* begin *

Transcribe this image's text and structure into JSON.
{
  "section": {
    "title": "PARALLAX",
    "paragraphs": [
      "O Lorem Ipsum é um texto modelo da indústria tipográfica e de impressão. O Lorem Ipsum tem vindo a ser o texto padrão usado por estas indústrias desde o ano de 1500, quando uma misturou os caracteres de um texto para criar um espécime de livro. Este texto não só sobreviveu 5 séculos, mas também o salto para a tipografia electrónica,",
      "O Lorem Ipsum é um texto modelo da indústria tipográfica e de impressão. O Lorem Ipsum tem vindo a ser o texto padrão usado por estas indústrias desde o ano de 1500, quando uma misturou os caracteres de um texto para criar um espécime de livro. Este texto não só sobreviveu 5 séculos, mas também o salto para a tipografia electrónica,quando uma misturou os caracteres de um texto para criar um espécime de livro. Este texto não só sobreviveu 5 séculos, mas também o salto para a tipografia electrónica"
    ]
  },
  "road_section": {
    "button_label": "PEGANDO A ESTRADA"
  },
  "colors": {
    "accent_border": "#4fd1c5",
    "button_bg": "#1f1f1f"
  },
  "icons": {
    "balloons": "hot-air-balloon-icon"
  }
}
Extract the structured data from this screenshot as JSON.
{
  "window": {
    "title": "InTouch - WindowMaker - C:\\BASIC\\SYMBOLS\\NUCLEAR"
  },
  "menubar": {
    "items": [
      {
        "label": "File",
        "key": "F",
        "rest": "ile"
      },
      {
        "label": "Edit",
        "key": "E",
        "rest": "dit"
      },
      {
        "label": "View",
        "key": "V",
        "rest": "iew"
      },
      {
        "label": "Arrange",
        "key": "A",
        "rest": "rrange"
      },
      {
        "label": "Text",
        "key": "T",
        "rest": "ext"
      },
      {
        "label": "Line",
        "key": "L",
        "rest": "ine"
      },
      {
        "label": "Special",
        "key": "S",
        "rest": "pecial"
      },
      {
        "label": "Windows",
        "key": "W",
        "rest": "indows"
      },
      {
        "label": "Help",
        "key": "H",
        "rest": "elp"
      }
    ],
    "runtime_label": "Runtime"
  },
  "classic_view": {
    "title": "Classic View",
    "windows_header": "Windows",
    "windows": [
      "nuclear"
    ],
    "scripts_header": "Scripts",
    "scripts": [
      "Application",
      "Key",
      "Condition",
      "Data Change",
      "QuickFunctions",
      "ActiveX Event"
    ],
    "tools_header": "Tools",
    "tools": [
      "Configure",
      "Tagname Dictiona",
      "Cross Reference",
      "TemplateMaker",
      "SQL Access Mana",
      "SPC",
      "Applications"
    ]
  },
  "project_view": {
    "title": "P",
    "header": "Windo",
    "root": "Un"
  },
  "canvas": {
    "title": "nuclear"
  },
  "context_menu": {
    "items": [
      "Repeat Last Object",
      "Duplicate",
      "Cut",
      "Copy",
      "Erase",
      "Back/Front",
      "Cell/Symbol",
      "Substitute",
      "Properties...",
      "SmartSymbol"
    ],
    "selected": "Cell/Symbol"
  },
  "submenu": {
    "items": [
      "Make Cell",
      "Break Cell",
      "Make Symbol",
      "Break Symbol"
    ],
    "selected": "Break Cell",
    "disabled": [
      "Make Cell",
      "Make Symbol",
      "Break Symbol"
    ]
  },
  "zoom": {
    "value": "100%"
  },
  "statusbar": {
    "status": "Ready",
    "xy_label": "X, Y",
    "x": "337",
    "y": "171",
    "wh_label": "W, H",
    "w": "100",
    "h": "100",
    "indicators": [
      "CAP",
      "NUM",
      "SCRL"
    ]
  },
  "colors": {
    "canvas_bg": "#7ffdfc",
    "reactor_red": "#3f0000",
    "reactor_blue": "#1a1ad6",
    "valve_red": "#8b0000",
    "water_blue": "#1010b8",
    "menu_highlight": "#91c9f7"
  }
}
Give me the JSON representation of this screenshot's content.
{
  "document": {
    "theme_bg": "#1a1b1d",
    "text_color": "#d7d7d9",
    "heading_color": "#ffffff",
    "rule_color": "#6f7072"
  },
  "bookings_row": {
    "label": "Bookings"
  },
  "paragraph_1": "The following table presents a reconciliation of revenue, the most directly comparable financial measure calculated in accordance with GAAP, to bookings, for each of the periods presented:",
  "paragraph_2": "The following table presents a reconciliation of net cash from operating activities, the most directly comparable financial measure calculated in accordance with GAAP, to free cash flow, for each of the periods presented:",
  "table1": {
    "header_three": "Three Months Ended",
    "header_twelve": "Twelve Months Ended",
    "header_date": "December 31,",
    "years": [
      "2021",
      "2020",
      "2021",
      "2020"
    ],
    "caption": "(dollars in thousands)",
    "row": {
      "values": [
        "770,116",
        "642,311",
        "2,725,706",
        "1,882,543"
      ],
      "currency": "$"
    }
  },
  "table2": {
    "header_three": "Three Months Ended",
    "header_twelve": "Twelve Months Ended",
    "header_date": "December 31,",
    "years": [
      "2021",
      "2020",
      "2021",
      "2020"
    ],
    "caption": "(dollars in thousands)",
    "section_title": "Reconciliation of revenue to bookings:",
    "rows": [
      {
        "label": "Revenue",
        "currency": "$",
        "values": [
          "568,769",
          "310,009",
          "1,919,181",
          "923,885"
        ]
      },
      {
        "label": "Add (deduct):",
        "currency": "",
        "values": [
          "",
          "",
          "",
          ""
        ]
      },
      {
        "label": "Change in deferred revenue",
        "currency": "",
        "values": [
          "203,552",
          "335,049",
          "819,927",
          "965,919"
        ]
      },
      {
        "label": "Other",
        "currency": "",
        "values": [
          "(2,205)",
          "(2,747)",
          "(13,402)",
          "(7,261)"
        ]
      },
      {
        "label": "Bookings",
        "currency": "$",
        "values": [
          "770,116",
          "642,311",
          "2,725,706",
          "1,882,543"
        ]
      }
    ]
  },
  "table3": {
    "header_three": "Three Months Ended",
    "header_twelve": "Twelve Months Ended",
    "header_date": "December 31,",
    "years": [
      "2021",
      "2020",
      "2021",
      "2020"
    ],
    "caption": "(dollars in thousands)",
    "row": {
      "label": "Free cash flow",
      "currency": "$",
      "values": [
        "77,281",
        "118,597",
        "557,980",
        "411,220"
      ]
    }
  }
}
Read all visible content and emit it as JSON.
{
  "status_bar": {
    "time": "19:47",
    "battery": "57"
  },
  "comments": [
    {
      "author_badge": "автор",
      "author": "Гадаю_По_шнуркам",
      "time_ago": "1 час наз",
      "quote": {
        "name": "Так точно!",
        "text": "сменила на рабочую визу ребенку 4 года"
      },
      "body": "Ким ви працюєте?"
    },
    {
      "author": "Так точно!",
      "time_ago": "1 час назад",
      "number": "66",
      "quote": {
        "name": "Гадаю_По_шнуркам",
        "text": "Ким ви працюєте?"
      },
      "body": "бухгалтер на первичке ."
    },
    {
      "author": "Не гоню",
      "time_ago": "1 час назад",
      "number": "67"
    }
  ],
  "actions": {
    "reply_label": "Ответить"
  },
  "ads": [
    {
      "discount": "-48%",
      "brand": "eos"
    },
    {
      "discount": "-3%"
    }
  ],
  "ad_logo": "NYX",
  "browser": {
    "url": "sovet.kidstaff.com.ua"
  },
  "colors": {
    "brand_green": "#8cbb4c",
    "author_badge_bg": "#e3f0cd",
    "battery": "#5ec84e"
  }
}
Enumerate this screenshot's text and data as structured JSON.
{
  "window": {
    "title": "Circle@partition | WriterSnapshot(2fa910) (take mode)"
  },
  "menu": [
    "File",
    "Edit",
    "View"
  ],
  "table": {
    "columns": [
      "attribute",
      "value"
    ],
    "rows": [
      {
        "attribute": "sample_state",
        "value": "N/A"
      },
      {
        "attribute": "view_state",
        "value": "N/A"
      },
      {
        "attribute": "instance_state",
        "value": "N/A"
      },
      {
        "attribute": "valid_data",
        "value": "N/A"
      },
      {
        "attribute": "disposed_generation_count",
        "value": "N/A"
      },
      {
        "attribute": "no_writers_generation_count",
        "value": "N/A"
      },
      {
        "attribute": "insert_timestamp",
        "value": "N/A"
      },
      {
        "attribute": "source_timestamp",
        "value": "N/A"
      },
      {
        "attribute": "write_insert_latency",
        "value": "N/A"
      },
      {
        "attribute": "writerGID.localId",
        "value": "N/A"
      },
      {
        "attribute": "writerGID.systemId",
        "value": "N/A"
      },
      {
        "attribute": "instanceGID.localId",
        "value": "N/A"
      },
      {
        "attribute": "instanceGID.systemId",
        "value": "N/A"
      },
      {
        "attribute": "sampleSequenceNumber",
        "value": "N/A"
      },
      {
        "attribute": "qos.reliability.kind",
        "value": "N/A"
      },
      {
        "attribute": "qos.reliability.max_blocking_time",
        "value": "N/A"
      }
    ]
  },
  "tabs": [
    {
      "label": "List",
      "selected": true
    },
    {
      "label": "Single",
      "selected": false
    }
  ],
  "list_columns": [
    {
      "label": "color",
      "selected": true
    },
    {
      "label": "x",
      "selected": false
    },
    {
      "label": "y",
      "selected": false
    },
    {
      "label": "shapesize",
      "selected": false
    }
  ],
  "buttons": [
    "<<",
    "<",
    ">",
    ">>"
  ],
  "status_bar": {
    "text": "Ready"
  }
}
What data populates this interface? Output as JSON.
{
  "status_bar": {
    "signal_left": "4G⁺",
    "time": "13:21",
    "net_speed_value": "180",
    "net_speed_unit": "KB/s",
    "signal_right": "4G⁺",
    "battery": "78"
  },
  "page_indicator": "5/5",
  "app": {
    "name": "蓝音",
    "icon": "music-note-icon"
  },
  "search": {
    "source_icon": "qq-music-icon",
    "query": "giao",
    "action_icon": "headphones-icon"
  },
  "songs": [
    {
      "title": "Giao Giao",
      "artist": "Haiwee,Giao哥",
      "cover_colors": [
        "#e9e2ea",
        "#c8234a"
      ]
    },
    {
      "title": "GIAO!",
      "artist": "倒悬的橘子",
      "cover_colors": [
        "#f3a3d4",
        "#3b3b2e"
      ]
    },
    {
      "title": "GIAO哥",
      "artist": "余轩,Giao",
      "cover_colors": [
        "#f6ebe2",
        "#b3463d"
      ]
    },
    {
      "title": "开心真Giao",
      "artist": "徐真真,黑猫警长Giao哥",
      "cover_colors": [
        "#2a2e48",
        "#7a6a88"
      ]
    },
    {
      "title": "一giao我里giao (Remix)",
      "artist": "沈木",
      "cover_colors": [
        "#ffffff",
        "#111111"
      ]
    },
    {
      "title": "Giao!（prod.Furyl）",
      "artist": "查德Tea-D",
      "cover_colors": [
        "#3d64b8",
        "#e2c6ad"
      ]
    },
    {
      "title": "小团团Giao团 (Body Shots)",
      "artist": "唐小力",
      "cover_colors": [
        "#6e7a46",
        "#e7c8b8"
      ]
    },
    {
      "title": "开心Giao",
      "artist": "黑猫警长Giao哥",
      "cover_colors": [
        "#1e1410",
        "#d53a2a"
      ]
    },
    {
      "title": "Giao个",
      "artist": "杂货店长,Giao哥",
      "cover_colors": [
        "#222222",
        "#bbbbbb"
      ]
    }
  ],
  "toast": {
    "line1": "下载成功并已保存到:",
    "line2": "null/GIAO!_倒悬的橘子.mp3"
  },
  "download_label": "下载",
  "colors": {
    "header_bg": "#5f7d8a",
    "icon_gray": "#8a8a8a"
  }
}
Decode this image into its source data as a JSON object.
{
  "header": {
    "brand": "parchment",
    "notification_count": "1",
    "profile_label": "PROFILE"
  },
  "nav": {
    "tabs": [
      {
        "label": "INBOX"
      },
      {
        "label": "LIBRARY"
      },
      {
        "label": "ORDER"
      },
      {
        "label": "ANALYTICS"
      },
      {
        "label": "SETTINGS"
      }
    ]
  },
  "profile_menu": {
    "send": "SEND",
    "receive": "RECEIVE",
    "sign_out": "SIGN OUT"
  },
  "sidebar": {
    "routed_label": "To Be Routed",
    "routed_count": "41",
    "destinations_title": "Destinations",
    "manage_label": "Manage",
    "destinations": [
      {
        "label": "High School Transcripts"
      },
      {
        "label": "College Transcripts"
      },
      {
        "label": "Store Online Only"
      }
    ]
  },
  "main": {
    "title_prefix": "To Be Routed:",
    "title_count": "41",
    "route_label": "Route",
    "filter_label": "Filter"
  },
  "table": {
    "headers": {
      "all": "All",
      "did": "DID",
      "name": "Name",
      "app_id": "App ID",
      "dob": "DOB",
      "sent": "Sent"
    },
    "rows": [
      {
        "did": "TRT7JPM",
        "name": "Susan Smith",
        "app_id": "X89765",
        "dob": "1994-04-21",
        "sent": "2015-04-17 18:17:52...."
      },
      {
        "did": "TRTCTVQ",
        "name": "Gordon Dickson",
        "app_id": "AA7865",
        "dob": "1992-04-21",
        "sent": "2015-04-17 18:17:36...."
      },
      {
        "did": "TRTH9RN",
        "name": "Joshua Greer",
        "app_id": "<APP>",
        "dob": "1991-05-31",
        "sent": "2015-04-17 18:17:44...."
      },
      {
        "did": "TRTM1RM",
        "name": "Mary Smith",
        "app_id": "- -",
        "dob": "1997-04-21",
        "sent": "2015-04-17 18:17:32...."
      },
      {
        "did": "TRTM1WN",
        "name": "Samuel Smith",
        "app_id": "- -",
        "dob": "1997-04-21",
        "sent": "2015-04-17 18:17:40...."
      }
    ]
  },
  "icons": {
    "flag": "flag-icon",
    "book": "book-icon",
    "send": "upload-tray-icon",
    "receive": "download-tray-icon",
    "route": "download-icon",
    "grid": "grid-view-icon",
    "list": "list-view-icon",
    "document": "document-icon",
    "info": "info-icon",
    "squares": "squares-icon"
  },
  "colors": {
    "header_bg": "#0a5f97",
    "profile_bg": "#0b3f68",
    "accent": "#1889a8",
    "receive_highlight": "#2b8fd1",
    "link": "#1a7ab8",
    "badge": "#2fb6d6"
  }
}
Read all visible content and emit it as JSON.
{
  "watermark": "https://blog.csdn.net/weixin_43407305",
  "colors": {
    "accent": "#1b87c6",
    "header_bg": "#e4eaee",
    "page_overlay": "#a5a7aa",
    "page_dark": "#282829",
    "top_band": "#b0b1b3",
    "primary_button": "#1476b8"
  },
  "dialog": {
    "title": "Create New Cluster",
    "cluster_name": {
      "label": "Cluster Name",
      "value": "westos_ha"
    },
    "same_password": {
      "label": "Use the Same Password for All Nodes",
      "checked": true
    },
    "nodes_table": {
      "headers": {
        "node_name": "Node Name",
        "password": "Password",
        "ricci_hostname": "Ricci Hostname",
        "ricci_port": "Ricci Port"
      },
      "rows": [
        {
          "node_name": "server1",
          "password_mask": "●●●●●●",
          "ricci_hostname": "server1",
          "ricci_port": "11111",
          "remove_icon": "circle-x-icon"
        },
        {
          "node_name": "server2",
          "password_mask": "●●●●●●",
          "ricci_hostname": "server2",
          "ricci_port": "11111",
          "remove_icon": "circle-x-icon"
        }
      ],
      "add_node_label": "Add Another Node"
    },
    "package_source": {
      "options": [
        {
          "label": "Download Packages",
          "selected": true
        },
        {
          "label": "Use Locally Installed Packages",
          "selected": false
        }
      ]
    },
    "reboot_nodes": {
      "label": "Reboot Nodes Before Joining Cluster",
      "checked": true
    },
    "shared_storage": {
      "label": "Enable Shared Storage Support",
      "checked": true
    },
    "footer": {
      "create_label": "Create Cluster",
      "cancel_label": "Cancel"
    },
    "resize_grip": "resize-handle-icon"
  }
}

* end *

» What to do: Tally up the lines in the records that contain the word "Ipsum" and give only the total.

» Answer in full: 2